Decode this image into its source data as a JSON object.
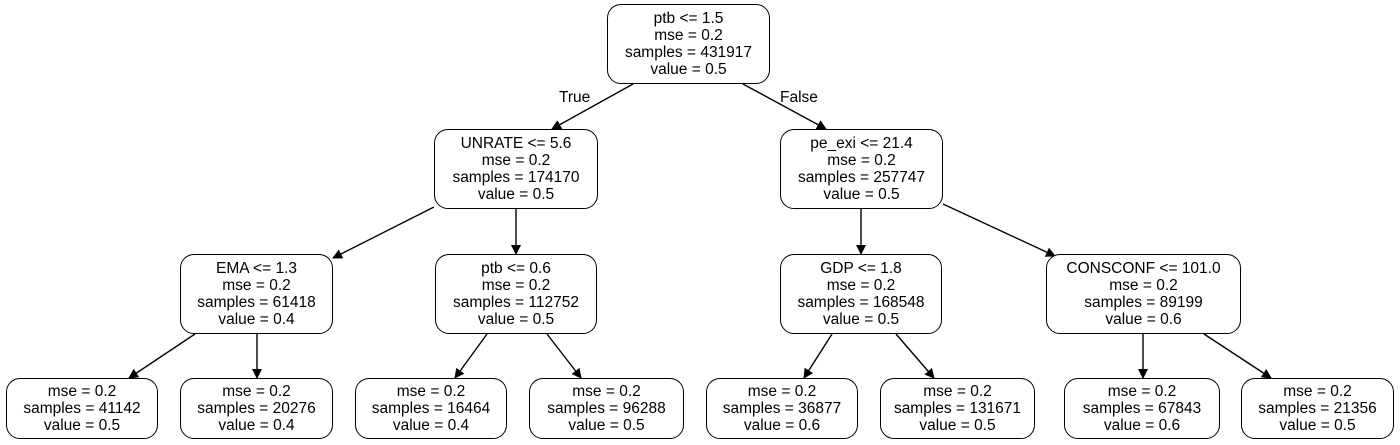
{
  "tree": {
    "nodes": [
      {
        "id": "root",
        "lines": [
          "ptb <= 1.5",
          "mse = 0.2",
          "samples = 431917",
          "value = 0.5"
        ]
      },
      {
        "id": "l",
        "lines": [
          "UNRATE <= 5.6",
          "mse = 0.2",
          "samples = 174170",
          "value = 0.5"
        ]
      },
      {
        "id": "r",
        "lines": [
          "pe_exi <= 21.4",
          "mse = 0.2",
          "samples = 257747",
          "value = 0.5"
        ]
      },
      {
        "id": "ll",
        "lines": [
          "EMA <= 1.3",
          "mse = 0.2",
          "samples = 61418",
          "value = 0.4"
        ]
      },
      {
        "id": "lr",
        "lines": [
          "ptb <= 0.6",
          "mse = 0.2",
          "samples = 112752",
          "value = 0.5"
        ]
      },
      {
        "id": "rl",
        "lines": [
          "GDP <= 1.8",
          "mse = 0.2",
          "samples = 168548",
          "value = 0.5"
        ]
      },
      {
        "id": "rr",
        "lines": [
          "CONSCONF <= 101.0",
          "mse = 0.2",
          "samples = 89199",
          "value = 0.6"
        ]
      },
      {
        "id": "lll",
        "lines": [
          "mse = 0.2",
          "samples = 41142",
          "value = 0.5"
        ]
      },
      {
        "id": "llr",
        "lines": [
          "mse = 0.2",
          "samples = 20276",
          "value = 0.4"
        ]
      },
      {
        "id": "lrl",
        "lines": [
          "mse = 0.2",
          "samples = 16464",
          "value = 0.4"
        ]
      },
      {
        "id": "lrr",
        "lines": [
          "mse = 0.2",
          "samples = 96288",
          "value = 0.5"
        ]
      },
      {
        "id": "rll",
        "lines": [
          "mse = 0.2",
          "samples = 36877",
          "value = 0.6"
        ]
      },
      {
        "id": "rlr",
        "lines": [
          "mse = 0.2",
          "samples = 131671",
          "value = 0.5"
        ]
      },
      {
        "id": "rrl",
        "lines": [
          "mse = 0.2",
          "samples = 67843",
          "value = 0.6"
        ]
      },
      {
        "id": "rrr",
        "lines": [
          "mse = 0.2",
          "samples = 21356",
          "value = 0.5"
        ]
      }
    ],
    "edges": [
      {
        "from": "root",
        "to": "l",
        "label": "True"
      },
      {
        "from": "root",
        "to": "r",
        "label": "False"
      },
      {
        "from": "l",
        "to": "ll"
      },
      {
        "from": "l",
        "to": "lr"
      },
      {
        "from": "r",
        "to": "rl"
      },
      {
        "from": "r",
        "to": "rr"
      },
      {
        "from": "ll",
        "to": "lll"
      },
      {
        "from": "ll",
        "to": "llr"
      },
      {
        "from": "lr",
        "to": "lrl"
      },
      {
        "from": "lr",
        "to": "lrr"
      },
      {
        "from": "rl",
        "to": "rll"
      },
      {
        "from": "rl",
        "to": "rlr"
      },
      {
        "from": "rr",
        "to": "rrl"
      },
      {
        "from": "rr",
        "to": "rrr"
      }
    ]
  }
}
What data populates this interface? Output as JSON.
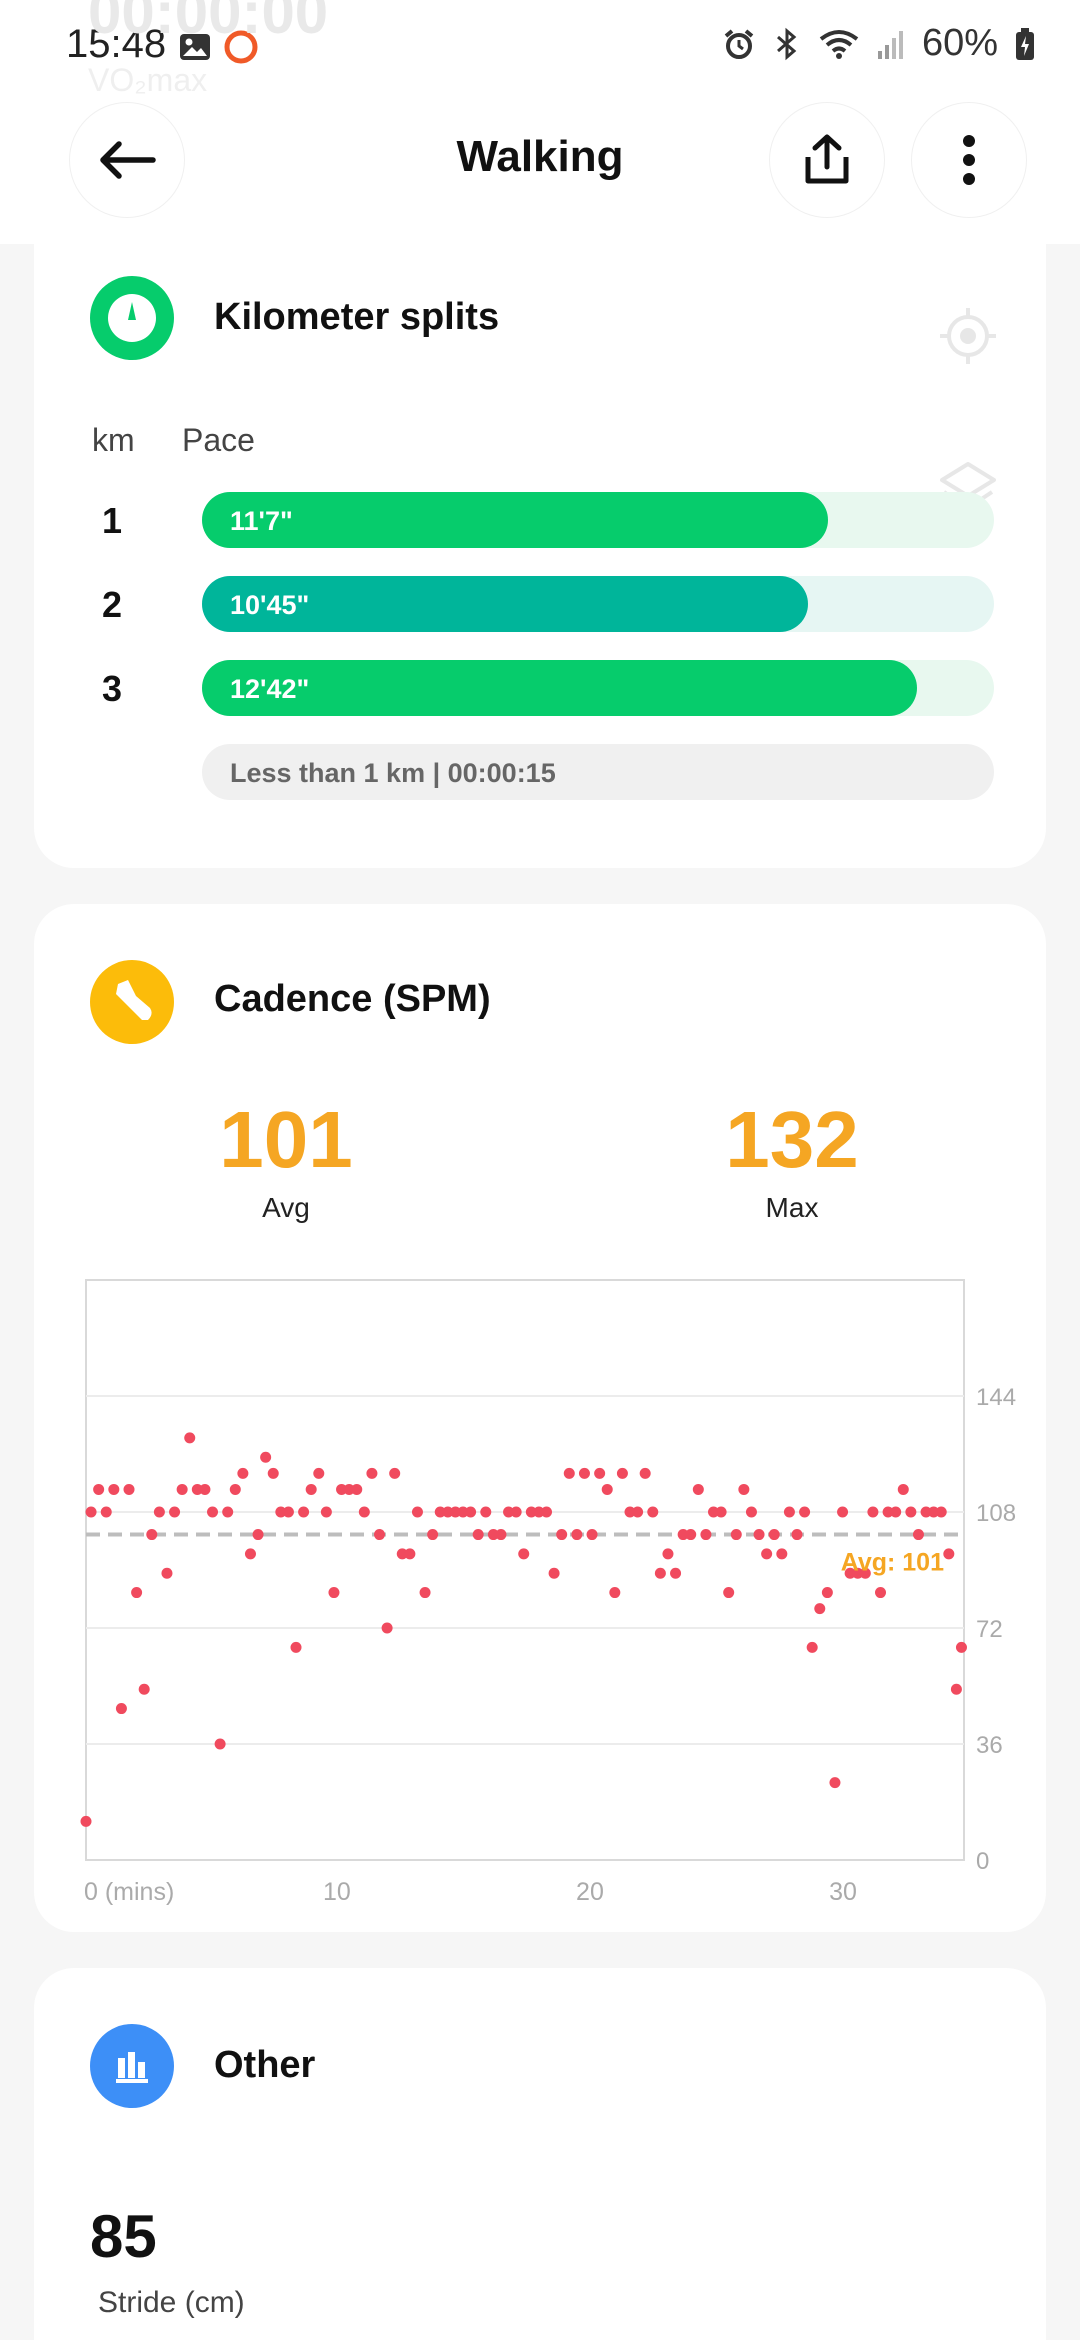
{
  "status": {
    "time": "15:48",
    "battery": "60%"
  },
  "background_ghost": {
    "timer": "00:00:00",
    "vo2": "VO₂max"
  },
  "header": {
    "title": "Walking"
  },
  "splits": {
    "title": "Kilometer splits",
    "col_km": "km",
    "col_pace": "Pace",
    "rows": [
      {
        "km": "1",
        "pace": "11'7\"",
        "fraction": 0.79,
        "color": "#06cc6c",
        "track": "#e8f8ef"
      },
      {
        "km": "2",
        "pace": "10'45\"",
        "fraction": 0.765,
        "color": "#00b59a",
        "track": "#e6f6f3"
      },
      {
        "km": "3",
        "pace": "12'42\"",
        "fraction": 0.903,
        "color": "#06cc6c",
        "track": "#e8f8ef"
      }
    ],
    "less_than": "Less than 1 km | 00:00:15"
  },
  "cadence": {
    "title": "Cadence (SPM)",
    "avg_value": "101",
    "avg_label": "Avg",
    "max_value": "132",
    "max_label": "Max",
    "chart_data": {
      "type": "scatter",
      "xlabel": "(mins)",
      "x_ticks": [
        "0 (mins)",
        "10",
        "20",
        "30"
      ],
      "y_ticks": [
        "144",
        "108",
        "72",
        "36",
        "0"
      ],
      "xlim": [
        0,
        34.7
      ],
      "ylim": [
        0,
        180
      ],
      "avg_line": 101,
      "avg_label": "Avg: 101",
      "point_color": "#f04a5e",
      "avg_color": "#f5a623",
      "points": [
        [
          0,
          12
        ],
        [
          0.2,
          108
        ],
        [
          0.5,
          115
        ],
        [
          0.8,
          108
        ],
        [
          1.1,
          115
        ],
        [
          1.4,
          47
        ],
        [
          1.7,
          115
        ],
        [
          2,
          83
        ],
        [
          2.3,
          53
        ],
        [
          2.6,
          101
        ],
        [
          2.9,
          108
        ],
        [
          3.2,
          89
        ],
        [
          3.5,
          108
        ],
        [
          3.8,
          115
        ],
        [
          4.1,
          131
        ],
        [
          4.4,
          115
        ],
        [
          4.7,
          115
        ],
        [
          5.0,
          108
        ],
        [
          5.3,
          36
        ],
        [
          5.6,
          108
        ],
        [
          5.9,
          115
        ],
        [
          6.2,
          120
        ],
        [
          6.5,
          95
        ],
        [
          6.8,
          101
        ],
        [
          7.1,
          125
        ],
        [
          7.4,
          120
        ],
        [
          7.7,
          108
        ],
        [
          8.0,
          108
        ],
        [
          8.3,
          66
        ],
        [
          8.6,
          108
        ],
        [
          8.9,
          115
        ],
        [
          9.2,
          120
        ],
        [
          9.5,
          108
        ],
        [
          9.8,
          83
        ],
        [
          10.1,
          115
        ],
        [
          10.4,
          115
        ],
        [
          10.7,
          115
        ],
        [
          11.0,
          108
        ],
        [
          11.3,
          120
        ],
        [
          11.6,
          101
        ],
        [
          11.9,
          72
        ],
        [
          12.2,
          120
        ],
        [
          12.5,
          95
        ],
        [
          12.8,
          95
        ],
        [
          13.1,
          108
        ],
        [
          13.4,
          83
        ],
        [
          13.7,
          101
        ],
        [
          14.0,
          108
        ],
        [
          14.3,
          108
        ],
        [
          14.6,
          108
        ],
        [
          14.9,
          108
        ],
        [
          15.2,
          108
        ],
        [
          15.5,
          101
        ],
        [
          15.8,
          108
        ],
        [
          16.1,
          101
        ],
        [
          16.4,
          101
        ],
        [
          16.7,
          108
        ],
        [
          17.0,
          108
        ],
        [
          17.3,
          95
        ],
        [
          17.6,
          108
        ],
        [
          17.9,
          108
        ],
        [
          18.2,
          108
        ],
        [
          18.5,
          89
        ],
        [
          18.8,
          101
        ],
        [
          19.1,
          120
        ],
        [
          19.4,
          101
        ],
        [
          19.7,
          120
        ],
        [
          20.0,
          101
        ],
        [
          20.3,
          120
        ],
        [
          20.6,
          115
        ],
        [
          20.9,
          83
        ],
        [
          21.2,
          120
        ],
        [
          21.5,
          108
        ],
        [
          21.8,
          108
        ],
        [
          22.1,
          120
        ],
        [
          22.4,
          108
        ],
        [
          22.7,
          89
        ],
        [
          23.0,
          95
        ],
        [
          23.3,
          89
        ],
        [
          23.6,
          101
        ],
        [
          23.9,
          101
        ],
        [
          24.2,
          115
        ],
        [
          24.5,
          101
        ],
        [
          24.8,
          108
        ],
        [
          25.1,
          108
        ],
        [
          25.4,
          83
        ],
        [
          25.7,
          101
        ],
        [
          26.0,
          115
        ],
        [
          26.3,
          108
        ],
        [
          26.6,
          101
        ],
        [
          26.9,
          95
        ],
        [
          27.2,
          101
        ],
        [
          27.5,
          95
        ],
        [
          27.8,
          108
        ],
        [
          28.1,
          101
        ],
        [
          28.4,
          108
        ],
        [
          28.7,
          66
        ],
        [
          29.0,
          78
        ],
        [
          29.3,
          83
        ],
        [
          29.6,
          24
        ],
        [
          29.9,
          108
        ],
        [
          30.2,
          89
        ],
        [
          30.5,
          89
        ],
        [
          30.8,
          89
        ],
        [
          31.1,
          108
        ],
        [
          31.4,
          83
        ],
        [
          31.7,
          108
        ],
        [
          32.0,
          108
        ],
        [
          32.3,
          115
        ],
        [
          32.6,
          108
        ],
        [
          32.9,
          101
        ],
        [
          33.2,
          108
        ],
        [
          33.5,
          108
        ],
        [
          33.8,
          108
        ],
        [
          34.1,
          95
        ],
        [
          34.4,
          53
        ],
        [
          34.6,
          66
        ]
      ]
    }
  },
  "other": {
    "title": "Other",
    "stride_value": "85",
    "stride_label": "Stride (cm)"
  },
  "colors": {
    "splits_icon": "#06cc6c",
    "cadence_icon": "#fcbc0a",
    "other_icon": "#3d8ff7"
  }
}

⁂

**GIVEN EXERCISE:**
Extract each line holding the word "fraction" from the records.

**RESPONSE FOR THIS EXERCISE:**
        "fraction": 0.79,
        "fraction": 0.765,
        "fraction": 0.903,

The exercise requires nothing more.